* [WORK TO COMPLETE]:
Count every line that includes the string "JSON" in the entries that follow. Nothing besides the number is needed.

* Begin SUPPLIED RECORDS *

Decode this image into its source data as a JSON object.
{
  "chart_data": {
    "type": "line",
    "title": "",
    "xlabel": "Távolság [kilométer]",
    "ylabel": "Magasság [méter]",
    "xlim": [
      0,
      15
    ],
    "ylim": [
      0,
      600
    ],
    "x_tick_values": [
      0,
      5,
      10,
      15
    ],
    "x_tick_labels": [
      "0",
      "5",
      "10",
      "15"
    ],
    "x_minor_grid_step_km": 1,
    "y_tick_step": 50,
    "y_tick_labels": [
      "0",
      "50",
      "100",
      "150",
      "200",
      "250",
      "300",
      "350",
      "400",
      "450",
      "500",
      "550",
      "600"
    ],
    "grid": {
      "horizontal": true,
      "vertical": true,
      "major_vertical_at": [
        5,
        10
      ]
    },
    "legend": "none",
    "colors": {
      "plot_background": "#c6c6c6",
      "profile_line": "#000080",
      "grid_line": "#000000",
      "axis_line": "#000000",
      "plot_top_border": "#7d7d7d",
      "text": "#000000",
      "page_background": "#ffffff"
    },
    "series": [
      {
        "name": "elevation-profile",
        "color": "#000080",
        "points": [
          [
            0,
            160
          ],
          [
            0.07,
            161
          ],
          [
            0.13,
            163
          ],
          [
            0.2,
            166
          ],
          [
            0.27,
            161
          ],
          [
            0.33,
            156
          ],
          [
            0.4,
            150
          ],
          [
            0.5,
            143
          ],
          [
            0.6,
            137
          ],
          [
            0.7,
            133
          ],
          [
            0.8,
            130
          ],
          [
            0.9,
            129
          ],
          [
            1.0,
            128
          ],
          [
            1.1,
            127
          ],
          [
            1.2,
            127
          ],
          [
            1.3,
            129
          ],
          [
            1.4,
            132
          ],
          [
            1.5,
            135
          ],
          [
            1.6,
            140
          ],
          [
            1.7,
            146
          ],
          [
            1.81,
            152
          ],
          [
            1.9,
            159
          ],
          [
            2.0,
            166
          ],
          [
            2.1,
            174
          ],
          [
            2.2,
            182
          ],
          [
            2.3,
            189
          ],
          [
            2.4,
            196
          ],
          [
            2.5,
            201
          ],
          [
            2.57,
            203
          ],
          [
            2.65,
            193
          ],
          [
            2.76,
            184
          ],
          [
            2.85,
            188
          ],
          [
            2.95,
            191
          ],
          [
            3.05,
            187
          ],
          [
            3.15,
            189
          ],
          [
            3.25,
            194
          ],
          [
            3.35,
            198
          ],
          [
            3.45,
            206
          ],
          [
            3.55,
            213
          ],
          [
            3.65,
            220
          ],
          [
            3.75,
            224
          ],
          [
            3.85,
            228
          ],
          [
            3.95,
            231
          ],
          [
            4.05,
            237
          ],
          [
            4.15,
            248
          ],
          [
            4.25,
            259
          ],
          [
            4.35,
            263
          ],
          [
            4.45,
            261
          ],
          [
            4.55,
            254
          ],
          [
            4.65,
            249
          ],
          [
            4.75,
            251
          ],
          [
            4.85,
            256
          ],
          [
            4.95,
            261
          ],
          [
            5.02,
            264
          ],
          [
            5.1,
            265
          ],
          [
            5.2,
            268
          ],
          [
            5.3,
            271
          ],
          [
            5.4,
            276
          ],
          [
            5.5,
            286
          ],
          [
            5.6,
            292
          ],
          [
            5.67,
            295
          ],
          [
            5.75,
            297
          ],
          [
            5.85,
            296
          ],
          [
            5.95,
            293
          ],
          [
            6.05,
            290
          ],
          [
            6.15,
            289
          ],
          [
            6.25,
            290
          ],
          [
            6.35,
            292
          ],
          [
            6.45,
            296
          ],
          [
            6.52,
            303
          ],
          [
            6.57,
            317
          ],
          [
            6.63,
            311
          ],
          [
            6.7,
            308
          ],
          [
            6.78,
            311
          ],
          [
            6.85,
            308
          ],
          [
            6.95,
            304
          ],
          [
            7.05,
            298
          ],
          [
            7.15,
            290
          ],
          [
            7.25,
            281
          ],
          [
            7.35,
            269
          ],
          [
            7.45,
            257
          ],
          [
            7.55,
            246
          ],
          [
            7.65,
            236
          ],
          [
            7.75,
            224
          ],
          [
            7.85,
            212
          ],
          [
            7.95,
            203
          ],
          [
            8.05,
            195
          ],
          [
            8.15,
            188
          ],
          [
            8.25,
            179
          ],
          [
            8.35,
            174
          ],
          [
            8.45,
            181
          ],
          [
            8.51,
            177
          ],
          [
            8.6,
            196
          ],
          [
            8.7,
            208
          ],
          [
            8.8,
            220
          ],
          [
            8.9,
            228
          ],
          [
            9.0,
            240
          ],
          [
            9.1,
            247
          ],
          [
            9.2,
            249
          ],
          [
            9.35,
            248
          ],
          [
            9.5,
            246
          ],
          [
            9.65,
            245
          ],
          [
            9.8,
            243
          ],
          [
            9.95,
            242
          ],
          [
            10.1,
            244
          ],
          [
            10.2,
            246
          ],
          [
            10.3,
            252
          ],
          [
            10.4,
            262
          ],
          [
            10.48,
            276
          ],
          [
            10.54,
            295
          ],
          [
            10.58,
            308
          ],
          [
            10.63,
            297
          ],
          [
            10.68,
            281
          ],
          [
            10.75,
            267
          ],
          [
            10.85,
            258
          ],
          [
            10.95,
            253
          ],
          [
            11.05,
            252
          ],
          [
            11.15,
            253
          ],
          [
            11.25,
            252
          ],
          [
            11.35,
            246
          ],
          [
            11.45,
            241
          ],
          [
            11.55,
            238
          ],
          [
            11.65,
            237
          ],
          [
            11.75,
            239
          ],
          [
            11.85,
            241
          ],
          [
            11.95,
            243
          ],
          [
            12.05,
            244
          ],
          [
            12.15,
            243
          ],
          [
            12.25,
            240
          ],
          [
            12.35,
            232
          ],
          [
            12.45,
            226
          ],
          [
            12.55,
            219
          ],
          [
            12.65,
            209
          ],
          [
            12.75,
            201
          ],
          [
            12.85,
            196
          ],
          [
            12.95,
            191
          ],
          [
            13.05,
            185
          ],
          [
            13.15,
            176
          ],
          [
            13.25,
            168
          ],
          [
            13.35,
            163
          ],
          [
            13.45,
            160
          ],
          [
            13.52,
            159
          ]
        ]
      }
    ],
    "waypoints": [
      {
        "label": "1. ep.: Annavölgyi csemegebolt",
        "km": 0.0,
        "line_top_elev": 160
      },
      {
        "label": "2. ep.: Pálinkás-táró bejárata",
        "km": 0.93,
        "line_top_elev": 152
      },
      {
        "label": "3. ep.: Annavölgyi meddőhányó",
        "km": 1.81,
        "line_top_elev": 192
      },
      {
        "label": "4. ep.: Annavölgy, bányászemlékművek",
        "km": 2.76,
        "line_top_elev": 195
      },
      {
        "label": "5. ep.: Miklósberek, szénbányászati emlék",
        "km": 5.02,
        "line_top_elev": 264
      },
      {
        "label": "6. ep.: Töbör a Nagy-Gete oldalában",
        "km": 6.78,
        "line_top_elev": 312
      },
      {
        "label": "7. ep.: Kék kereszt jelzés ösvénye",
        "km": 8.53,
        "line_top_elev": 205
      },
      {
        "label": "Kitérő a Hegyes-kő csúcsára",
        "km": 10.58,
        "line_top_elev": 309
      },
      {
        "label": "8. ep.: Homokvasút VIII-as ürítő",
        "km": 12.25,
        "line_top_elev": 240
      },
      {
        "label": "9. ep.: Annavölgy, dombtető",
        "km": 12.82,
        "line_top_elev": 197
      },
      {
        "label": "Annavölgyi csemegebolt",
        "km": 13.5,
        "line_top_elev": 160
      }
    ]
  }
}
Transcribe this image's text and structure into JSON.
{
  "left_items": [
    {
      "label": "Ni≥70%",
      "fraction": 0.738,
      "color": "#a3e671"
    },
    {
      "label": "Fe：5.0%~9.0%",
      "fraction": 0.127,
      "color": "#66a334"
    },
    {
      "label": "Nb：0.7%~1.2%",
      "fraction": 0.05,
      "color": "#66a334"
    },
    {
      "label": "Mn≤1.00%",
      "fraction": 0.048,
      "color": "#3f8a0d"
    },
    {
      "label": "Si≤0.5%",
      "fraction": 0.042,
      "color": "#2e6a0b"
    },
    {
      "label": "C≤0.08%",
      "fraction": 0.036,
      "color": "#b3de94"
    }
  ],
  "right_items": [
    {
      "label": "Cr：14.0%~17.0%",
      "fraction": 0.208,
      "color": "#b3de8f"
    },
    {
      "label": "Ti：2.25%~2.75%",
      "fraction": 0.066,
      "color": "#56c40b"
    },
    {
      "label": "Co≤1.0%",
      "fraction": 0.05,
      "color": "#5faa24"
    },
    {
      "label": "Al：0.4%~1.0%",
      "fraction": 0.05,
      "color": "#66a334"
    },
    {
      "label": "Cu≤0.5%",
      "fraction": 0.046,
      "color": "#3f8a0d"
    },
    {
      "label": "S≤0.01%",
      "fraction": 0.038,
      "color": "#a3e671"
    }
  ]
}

* End SUPPLIED RECORDS *

* [ANSWER FOR THE TASK]:
2